Instruction: Show every line containing "xlabel" by copying it.

Record set:

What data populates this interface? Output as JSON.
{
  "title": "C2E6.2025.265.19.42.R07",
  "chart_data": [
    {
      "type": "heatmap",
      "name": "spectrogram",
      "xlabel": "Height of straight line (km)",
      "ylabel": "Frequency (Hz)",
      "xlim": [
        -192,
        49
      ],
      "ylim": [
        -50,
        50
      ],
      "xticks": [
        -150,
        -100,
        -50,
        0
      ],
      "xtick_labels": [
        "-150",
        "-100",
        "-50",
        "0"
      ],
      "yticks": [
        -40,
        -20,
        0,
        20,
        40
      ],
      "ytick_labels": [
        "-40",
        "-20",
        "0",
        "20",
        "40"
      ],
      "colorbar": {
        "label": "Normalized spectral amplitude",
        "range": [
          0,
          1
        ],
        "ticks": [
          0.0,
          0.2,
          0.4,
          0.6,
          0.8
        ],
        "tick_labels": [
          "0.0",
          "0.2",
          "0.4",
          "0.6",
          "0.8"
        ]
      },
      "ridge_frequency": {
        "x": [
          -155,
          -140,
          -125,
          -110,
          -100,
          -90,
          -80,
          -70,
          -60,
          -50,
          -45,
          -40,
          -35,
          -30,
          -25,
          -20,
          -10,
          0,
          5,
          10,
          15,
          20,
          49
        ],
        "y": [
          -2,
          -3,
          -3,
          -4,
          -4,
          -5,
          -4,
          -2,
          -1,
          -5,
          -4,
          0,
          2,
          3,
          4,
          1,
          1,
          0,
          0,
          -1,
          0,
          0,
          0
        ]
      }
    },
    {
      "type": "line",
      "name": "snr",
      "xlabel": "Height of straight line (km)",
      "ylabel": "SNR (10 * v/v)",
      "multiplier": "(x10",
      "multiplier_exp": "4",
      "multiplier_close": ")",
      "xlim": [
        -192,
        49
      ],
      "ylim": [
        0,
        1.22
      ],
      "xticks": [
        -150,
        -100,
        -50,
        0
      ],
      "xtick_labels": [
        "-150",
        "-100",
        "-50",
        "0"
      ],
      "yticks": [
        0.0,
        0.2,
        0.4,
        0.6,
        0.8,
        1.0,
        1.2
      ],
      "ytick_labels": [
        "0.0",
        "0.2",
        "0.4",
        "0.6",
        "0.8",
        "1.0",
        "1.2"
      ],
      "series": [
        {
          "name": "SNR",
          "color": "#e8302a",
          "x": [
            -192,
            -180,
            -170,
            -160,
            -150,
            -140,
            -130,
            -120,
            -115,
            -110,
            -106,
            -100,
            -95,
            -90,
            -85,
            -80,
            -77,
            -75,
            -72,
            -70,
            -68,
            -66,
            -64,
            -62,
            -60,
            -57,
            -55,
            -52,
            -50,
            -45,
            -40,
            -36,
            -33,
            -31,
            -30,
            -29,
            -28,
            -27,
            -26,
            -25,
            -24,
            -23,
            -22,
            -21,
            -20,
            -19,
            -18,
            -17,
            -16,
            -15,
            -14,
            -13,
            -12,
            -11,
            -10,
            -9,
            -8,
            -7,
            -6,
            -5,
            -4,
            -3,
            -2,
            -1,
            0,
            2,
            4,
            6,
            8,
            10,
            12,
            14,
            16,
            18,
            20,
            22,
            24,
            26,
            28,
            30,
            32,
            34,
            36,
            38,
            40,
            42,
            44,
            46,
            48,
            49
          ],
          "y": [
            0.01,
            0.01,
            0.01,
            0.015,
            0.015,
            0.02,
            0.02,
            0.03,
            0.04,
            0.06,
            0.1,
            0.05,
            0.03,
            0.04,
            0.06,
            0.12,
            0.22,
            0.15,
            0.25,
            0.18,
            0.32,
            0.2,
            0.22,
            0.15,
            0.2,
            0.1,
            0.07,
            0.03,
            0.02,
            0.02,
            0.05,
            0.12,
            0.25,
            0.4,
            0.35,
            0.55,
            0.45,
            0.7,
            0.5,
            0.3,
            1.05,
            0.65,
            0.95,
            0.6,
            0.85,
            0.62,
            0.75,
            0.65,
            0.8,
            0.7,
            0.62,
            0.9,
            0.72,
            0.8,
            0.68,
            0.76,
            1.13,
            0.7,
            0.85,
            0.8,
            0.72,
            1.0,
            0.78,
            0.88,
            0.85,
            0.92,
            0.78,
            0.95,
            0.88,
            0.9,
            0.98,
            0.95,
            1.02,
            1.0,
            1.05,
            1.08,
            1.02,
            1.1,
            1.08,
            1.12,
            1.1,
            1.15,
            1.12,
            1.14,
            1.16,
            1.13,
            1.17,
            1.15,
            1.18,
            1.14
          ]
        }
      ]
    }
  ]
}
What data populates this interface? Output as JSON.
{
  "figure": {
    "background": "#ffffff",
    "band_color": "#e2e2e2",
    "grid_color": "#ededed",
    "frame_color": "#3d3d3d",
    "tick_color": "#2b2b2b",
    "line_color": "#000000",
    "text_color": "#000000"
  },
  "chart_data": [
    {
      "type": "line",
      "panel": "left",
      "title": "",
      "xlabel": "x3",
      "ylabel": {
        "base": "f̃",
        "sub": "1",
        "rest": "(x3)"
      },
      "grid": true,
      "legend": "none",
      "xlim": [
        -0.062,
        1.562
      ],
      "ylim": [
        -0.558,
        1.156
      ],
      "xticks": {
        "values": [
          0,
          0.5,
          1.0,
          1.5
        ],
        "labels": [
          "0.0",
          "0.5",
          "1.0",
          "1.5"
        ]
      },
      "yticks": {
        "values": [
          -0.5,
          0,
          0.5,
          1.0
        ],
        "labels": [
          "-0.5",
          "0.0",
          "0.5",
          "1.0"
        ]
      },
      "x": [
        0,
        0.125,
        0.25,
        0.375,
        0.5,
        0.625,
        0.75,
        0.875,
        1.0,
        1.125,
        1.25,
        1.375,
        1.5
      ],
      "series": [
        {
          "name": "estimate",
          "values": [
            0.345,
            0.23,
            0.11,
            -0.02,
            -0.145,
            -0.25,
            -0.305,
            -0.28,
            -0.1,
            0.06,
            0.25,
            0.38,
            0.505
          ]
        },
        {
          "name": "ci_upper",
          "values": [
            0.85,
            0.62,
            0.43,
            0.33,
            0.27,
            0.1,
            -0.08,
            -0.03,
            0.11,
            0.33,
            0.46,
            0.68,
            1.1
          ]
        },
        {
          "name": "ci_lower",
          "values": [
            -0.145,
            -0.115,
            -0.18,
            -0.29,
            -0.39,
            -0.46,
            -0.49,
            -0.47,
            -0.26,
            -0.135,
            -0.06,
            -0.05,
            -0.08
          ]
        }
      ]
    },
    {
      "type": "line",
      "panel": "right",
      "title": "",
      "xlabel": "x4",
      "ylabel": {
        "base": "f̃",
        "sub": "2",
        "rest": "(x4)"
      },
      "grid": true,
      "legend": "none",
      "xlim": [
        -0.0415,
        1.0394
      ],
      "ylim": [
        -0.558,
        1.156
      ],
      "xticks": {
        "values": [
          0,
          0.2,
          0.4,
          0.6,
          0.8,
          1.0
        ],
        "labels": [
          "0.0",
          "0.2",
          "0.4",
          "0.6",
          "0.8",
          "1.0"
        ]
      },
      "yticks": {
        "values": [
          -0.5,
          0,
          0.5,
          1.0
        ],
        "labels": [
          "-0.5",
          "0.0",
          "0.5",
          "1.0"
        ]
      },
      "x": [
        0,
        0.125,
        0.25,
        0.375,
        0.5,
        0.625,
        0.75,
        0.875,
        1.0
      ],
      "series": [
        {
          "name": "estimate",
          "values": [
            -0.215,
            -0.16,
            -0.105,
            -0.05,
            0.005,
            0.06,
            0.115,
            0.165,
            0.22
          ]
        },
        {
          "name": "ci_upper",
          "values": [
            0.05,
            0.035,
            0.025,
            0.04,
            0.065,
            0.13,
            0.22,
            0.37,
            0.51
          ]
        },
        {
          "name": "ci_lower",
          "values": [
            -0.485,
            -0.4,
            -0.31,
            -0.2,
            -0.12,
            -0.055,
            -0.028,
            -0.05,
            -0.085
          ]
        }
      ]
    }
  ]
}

Problem solution:
      "xlabel": "Height of straight line (km)",
      "xlabel": "Height of straight line (km)",
      "xlabel": "x3",
      "xlabel": "x4",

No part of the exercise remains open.